Exercise aim:
Give every line of the material again, exactly as written.

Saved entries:
************
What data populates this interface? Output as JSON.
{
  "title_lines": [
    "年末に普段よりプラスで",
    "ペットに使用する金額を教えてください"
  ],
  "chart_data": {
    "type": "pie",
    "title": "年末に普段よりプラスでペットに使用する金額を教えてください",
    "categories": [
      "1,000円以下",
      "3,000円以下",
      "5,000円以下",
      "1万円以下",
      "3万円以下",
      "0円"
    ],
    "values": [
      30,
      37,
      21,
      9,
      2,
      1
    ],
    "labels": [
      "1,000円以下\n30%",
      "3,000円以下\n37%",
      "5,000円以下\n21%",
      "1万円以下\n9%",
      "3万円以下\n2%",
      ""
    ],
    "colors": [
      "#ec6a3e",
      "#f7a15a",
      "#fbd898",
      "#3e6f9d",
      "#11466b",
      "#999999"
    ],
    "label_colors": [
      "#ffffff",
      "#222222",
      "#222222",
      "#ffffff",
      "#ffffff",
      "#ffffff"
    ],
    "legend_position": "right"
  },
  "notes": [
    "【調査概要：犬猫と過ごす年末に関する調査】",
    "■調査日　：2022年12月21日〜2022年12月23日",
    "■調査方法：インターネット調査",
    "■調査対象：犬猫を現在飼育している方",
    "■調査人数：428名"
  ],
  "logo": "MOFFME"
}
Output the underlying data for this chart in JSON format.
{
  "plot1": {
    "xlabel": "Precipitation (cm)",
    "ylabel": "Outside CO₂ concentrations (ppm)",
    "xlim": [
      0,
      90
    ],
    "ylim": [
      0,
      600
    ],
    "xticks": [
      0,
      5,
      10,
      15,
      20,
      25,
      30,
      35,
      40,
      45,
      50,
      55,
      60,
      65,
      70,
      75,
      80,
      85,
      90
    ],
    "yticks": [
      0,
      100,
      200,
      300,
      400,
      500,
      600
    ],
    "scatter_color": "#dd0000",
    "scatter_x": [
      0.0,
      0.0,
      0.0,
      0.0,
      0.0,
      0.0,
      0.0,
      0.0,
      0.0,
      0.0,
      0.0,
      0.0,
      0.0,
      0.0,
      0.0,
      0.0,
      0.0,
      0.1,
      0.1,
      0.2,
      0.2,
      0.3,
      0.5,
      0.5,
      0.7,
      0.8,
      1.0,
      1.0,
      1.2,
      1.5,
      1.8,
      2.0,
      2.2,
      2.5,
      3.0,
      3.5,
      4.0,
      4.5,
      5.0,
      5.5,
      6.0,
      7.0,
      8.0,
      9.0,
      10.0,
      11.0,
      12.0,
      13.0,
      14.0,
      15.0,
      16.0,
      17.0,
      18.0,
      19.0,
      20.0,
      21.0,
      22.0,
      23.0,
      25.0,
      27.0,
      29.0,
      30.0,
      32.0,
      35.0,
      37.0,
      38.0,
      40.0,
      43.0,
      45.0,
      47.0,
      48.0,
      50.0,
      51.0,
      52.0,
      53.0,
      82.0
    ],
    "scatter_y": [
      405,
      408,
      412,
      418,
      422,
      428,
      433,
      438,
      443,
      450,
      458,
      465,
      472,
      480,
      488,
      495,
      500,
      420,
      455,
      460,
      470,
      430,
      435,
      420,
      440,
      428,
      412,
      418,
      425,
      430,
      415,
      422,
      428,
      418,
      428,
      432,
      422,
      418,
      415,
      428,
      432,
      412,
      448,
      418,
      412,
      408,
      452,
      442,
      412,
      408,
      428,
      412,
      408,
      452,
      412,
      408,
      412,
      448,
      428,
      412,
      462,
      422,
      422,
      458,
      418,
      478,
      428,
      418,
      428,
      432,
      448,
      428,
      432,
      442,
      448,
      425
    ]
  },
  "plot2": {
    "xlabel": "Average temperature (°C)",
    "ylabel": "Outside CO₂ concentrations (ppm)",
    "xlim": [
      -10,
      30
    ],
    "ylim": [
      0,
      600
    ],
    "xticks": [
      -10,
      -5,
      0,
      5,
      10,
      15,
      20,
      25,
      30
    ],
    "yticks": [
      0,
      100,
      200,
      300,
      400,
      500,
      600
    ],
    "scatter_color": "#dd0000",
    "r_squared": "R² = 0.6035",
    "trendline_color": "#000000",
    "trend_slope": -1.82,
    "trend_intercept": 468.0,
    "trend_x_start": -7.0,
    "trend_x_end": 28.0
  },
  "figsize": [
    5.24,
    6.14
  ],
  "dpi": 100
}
************
Task result:
What data populates this interface? Output as JSON.
{
  "title_lines": [
    "年末に普段よりプラスで",
    "ペットに使用する金額を教えてください"
  ],
  "chart_data": {
    "type": "pie",
    "title": "年末に普段よりプラスでペットに使用する金額を教えてください",
    "categories": [
      "1,000円以下",
      "3,000円以下",
      "5,000円以下",
      "1万円以下",
      "3万円以下",
      "0円"
    ],
    "values": [
      30,
      37,
      21,
      9,
      2,
      1
    ],
    "labels": [
      "1,000円以下\n30%",
      "3,000円以下\n37%",
      "5,000円以下\n21%",
      "1万円以下\n9%",
      "3万円以下\n2%",
      ""
    ],
    "colors": [
      "#ec6a3e",
      "#f7a15a",
      "#fbd898",
      "#3e6f9d",
      "#11466b",
      "#999999"
    ],
    "label_colors": [
      "#ffffff",
      "#222222",
      "#222222",
      "#ffffff",
      "#ffffff",
      "#ffffff"
    ],
    "legend_position": "right"
  },
  "notes": [
    "【調査概要：犬猫と過ごす年末に関する調査】",
    "■調査日　：2022年12月21日〜2022年12月23日",
    "■調査方法：インターネット調査",
    "■調査対象：犬猫を現在飼育している方",
    "■調査人数：428名"
  ],
  "logo": "MOFFME"
}
Output the underlying data for this chart in JSON format.
{
  "plot1": {
    "xlabel": "Precipitation (cm)",
    "ylabel": "Outside CO₂ concentrations (ppm)",
    "xlim": [
      0,
      90
    ],
    "ylim": [
      0,
      600
    ],
    "xticks": [
      0,
      5,
      10,
      15,
      20,
      25,
      30,
      35,
      40,
      45,
      50,
      55,
      60,
      65,
      70,
      75,
      80,
      85,
      90
    ],
    "yticks": [
      0,
      100,
      200,
      300,
      400,
      500,
      600
    ],
    "scatter_color": "#dd0000",
    "scatter_x": [
      0.0,
      0.0,
      0.0,
      0.0,
      0.0,
      0.0,
      0.0,
      0.0,
      0.0,
      0.0,
      0.0,
      0.0,
      0.0,
      0.0,
      0.0,
      0.0,
      0.0,
      0.1,
      0.1,
      0.2,
      0.2,
      0.3,
      0.5,
      0.5,
      0.7,
      0.8,
      1.0,
      1.0,
      1.2,
      1.5,
      1.8,
      2.0,
      2.2,
      2.5,
      3.0,
      3.5,
      4.0,
      4.5,
      5.0,
      5.5,
      6.0,
      7.0,
      8.0,
      9.0,
      10.0,
      11.0,
      12.0,
      13.0,
      14.0,
      15.0,
      16.0,
      17.0,
      18.0,
      19.0,
      20.0,
      21.0,
      22.0,
      23.0,
      25.0,
      27.0,
      29.0,
      30.0,
      32.0,
      35.0,
      37.0,
      38.0,
      40.0,
      43.0,
      45.0,
      47.0,
      48.0,
      50.0,
      51.0,
      52.0,
      53.0,
      82.0
    ],
    "scatter_y": [
      405,
      408,
      412,
      418,
      422,
      428,
      433,
      438,
      443,
      450,
      458,
      465,
      472,
      480,
      488,
      495,
      500,
      420,
      455,
      460,
      470,
      430,
      435,
      420,
      440,
      428,
      412,
      418,
      425,
      430,
      415,
      422,
      428,
      418,
      428,
      432,
      422,
      418,
      415,
      428,
      432,
      412,
      448,
      418,
      412,
      408,
      452,
      442,
      412,
      408,
      428,
      412,
      408,
      452,
      412,
      408,
      412,
      448,
      428,
      412,
      462,
      422,
      422,
      458,
      418,
      478,
      428,
      418,
      428,
      432,
      448,
      428,
      432,
      442,
      448,
      425
    ]
  },
  "plot2": {
    "xlabel": "Average temperature (°C)",
    "ylabel": "Outside CO₂ concentrations (ppm)",
    "xlim": [
      -10,
      30
    ],
    "ylim": [
      0,
      600
    ],
    "xticks": [
      -10,
      -5,
      0,
      5,
      10,
      15,
      20,
      25,
      30
    ],
    "yticks": [
      0,
      100,
      200,
      300,
      400,
      500,
      600
    ],
    "scatter_color": "#dd0000",
    "r_squared": "R² = 0.6035",
    "trendline_color": "#000000",
    "trend_slope": -1.82,
    "trend_intercept": 468.0,
    "trend_x_start": -7.0,
    "trend_x_end": 28.0
  },
  "figsize": [
    5.24,
    6.14
  ],
  "dpi": 100
}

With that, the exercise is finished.